## DIRECTIONS
Write the listing below out again exactly, dropping the images.

^^^^^^^^^^^^^^^^

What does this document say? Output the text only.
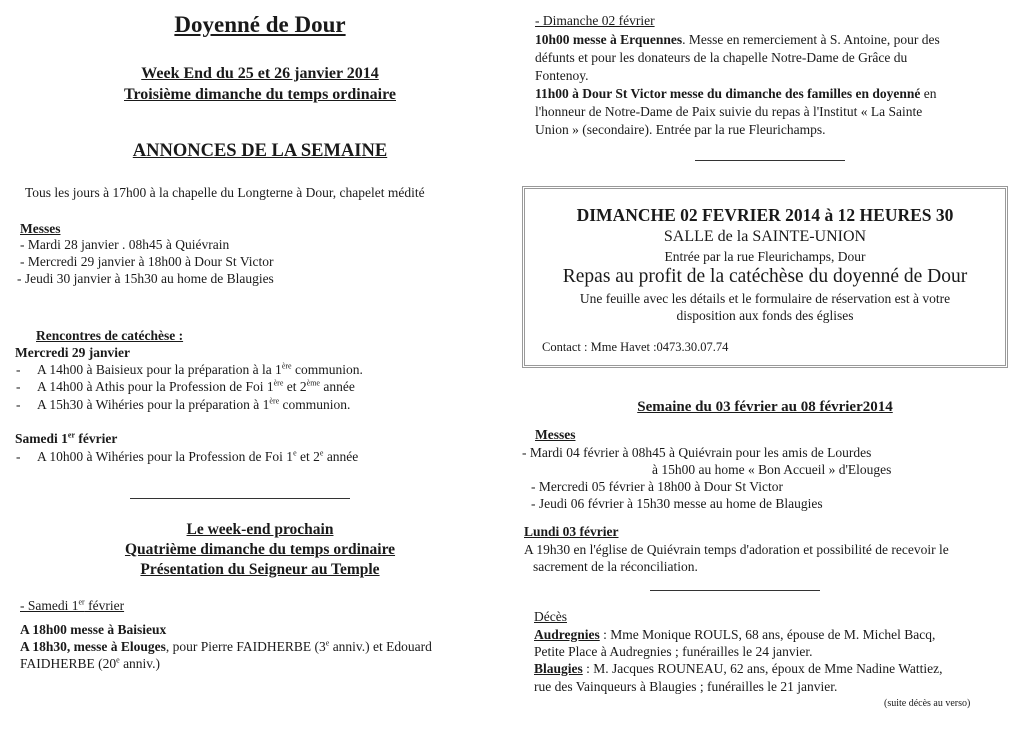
Doyenné de Dour
Week End du 25 et 26 janvier 2014
Troisième dimanche du temps ordinaire
ANNONCES DE LA SEMAINE
Tous les jours à 17h00 à la chapelle du Longterne à Dour, chapelet médité
Messes
- Mardi 28 janvier . 08h45 à Quiévrain
- Mercredi 29 janvier à 18h00 à Dour St Victor
- Jeudi 30 janvier à 15h30 au home de Blaugies
Rencontres de catéchèse :
Mercredi 29 janvier
- A 14h00 à Baisieux pour la préparation à la 1ère communion.
- A 14h00 à Athis pour la Profession de Foi 1ère et 2ème année
- A 15h30 à Wihéries pour la préparation à 1ère communion.
Samedi 1er février
- A 10h00 à Wihéries pour la Profession de Foi 1e et 2e année
Le week-end prochain
Quatrième dimanche du temps ordinaire
Présentation du Seigneur au Temple
- Samedi 1er février
A 18h00 messe à Baisieux
A 18h30, messe à Elouges, pour Pierre FAIDHERBE (3e anniv.) et Edouard
FAIDHERBE (20e anniv.)
- Dimanche 02 février
10h00 messe à Erquennes. Messe en remerciement à S. Antoine, pour des
défunts et pour les donateurs de la chapelle Notre-Dame de Grâce du
Fontenoy.
11h00 à Dour St Victor messe du dimanche des familles en doyenné en
l'honneur de Notre-Dame de Paix suivie du repas à l'Institut « La Sainte
Union » (secondaire). Entrée par la rue Fleurichamps.
DIMANCHE 02 FEVRIER 2014 à 12 HEURES 30
SALLE de la SAINTE-UNION
Entrée par la rue Fleurichamps, Dour
Repas au profit de la catéchèse du doyenné de Dour
Une feuille avec les détails et le formulaire de réservation est à votre
disposition aux fonds des églises
Contact : Mme Havet :0473.30.07.74
Semaine du 03 février au 08 février2014
Messes
- Mardi 04 février à 08h45 à Quiévrain pour les amis de Lourdes
à 15h00 au home « Bon Accueil » d'Elouges
- Mercredi 05 février à 18h00 à Dour St Victor
- Jeudi 06 février à 15h30 messe au home de Blaugies
Lundi 03 février
A 19h30 en l'église de Quiévrain temps d'adoration et possibilité de recevoir le
sacrement de la réconciliation.
Décès
Audregnies : Mme Monique ROULS, 68 ans, épouse de M. Michel Bacq,
Petite Place à Audregnies ; funérailles le 24 janvier.
Blaugies : M. Jacques ROUNEAU, 62 ans, époux de Mme Nadine Wattiez,
rue des Vainqueurs à Blaugies ; funérailles le 21 janvier.
(suite décès au verso)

^^^^^^^^^^^^^^^^

## TASK RESULT
What does this document say? Output the text only.
Doyenné de Dour
Week End du 25 et 26 janvier 2014
Troisième dimanche du temps ordinaire
ANNONCES DE LA SEMAINE
Tous les jours à 17h00 à la chapelle du Longterne à Dour, chapelet médité
Messes
- Mardi 28 janvier . 08h45 à Quiévrain
- Mercredi 29 janvier à 18h00 à Dour St Victor
- Jeudi 30 janvier à 15h30 au home de Blaugies
Rencontres de catéchèse :
Mercredi 29 janvier
- A 14h00 à Baisieux pour la préparation à la 1ère communion.
- A 14h00 à Athis pour la Profession de Foi 1ère et 2ème année
- A 15h30 à Wihéries pour la préparation à 1ère communion.
Samedi 1er février
- A 10h00 à Wihéries pour la Profession de Foi 1e et 2e année
Le week-end prochain
Quatrième dimanche du temps ordinaire
Présentation du Seigneur au Temple
- Samedi 1er février
A 18h00 messe à Baisieux
A 18h30, messe à Elouges, pour Pierre FAIDHERBE (3e anniv.) et Edouard
FAIDHERBE (20e anniv.)
- Dimanche 02 février
10h00 messe à Erquennes. Messe en remerciement à S. Antoine, pour des
défunts et pour les donateurs de la chapelle Notre-Dame de Grâce du
Fontenoy.
11h00 à Dour St Victor messe du dimanche des familles en doyenné en
l'honneur de Notre-Dame de Paix suivie du repas à l'Institut « La Sainte
Union » (secondaire). Entrée par la rue Fleurichamps.
DIMANCHE 02 FEVRIER 2014 à 12 HEURES 30
SALLE de la SAINTE-UNION
Entrée par la rue Fleurichamps, Dour
Repas au profit de la catéchèse du doyenné de Dour
Une feuille avec les détails et le formulaire de réservation est à votre
disposition aux fonds des églises
Contact : Mme Havet :0473.30.07.74
Semaine du 03 février au 08 février2014
Messes
- Mardi 04 février à 08h45 à Quiévrain pour les amis de Lourdes
à 15h00 au home « Bon Accueil » d'Elouges
- Mercredi 05 février à 18h00 à Dour St Victor
- Jeudi 06 février à 15h30 messe au home de Blaugies
Lundi 03 février
A 19h30 en l'église de Quiévrain temps d'adoration et possibilité de recevoir le
sacrement de la réconciliation.
Décès
Audregnies : Mme Monique ROULS, 68 ans, épouse de M. Michel Bacq,
Petite Place à Audregnies ; funérailles le 24 janvier.
Blaugies : M. Jacques ROUNEAU, 62 ans, époux de Mme Nadine Wattiez,
rue des Vainqueurs à Blaugies ; funérailles le 21 janvier.
(suite décès au verso)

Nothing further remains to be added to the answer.